- [To be done]
Can you format the lines below as a JSON list of strings, one per line, with blank lines dropped and the pictures left out?

- [Task material]
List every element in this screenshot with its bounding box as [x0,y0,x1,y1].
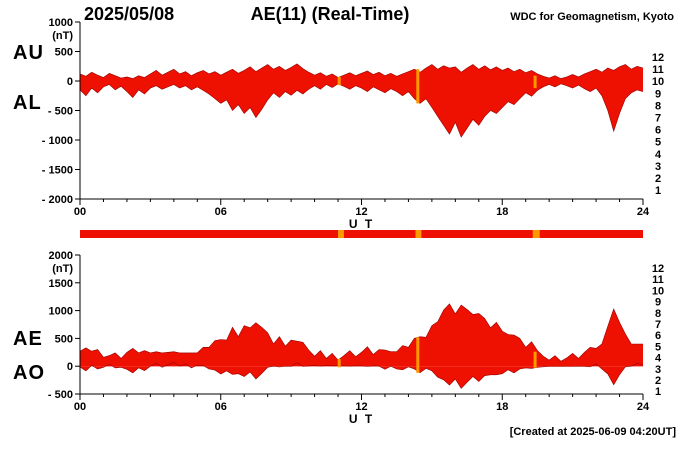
svg-text:(nT): (nT) [52,30,73,42]
svg-text:6: 6 [655,330,661,342]
svg-text:24: 24 [637,401,650,413]
page-title: AE(11) (Real-Time) [250,4,410,24]
svg-text:- 1500: - 1500 [42,165,73,177]
svg-text:2000: 2000 [49,250,73,262]
svg-text:10: 10 [652,76,664,88]
svg-text:(nT): (nT) [52,263,73,275]
svg-text:4: 4 [655,353,662,365]
series-label-ao: AO [13,362,45,384]
svg-text:- 2000: - 2000 [42,194,73,206]
svg-text:- 1000: - 1000 [42,135,73,147]
svg-text:9: 9 [655,88,661,100]
svg-text:3: 3 [655,364,661,376]
svg-text:5: 5 [655,341,661,353]
svg-text:U T: U T [349,412,374,426]
svg-text:2: 2 [655,375,661,387]
svg-text:5: 5 [655,137,661,149]
svg-text:00: 00 [74,206,86,218]
svg-text:18: 18 [496,206,508,218]
svg-text:- 500: - 500 [48,389,73,401]
svg-text:1000: 1000 [49,17,73,29]
svg-text:9: 9 [655,297,661,309]
series-label-al: AL [13,92,42,114]
data-source-label: WDC for Geomagnetism, Kyoto [510,11,674,23]
svg-text:10: 10 [652,285,664,297]
svg-text:00: 00 [74,401,86,413]
svg-text:06: 06 [215,401,227,413]
svg-text:1: 1 [655,386,661,398]
svg-text:24: 24 [637,206,650,218]
svg-text:6: 6 [655,125,661,137]
svg-text:1500: 1500 [49,278,73,290]
svg-text:12: 12 [652,263,664,275]
series-label-au: AU [13,42,44,64]
svg-text:0: 0 [67,361,73,373]
created-timestamp: [Created at 2025-06-09 04:20UT] [509,426,676,438]
svg-text:12: 12 [355,401,367,413]
plot-date: 2025/05/08 [84,4,175,24]
svg-text:18: 18 [496,401,508,413]
svg-text:11: 11 [652,274,664,286]
svg-text:- 500: - 500 [48,106,73,118]
svg-text:12: 12 [355,206,367,218]
svg-text:1000: 1000 [49,306,73,318]
svg-text:1: 1 [655,185,661,197]
series-label-ae: AE [13,328,43,350]
svg-text:U T: U T [349,217,374,231]
svg-text:7: 7 [655,319,661,331]
svg-text:8: 8 [655,100,661,112]
svg-text:3: 3 [655,161,661,173]
svg-text:8: 8 [655,308,661,320]
svg-text:06: 06 [215,206,227,218]
svg-text:500: 500 [55,47,73,59]
svg-text:2: 2 [655,173,661,185]
svg-text:12: 12 [652,52,664,64]
svg-text:4: 4 [655,149,662,161]
svg-text:500: 500 [55,333,73,345]
svg-text:11: 11 [652,64,664,76]
svg-text:7: 7 [655,113,661,125]
svg-text:0: 0 [67,76,73,88]
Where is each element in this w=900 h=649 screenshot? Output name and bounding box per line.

- [Full response]
[
  "List every element in this screenshot with its bounding box as [x0,y0,x1,y1].",
  "svg-text:(nT): (nT) [52,30,73,42]",
  "svg-text:6: 6 [655,330,661,342]",
  "svg-text:24: 24 [637,401,650,413]",
  "page-title: AE(11) (Real-Time) [250,4,410,24]",
  "svg-text:- 1500: - 1500 [42,165,73,177]",
  "svg-text:2000: 2000 [49,250,73,262]",
  "svg-text:10: 10 [652,76,664,88]",
  "svg-text:(nT): (nT) [52,263,73,275]",
  "svg-text:4: 4 [655,353,662,365]",
  "series-label-ao: AO [13,362,45,384]",
  "svg-text:- 2000: - 2000 [42,194,73,206]",
  "svg-text:- 1000: - 1000 [42,135,73,147]",
  "svg-text:9: 9 [655,88,661,100]",
  "svg-text:3: 3 [655,364,661,376]",
  "svg-text:5: 5 [655,341,661,353]",
  "svg-text:U T: U T [349,412,374,426]",
  "svg-text:2: 2 [655,375,661,387]",
  "svg-text:5: 5 [655,137,661,149]",
  "svg-text:00: 00 [74,206,86,218]",
  "svg-text:18: 18 [496,206,508,218]",
  "svg-text:- 500: - 500 [48,389,73,401]",
  "svg-text:1000: 1000 [49,17,73,29]",
  "svg-text:9: 9 [655,297,661,309]",
  "series-label-al: AL [13,92,42,114]",
  "data-source-label: WDC for Geomagnetism, Kyoto [510,11,674,23]",
  "svg-text:10: 10 [652,285,664,297]",
  "svg-text:00: 00 [74,401,86,413]",
  "svg-text:06: 06 [215,401,227,413]",
  "svg-text:1: 1 [655,386,661,398]",
  "svg-text:24: 24 [637,206,650,218]",
  "svg-text:6: 6 [655,125,661,137]",
  "svg-text:1500: 1500 [49,278,73,290]",
  "svg-text:12: 12 [652,263,664,275]",
  "series-label-au: AU [13,42,44,64]",
  "svg-text:0: 0 [67,361,73,373]",
  "created-timestamp: [Created at 2025-06-09 04:20UT] [509,426,676,438]",
  "svg-text:12: 12 [355,401,367,413]",
  "plot-date: 2025/05/08 [84,4,175,24]",
  "svg-text:18: 18 [496,401,508,413]",
  "svg-text:11: 11 [652,274,664,286]",
  "svg-text:- 500: - 500 [48,106,73,118]",
  "svg-text:12: 12 [355,206,367,218]",
  "svg-text:1000: 1000 [49,306,73,318]",
  "svg-text:1: 1 [655,185,661,197]",
  "series-label-ae: AE [13,328,43,350]",
  "svg-text:U T: U T [349,217,374,231]",
  "svg-text:7: 7 [655,319,661,331]",
  "svg-text:8: 8 [655,100,661,112]",
  "svg-text:3: 3 [655,161,661,173]",
  "svg-text:8: 8 [655,308,661,320]",
  "svg-text:06: 06 [215,206,227,218]",
  "svg-text:500: 500 [55,47,73,59]",
  "svg-text:2: 2 [655,173,661,185]",
  "svg-text:12: 12 [652,52,664,64]",
  "svg-text:4: 4 [655,149,662,161]",
  "svg-text:500: 500 [55,333,73,345]",
  "svg-text:11: 11 [652,64,664,76]",
  "svg-text:7: 7 [655,113,661,125]",
  "svg-text:0: 0 [67,76,73,88]",
  "Where is each element in this w=900 h=649 screenshot? Output name and bounding box per line."
]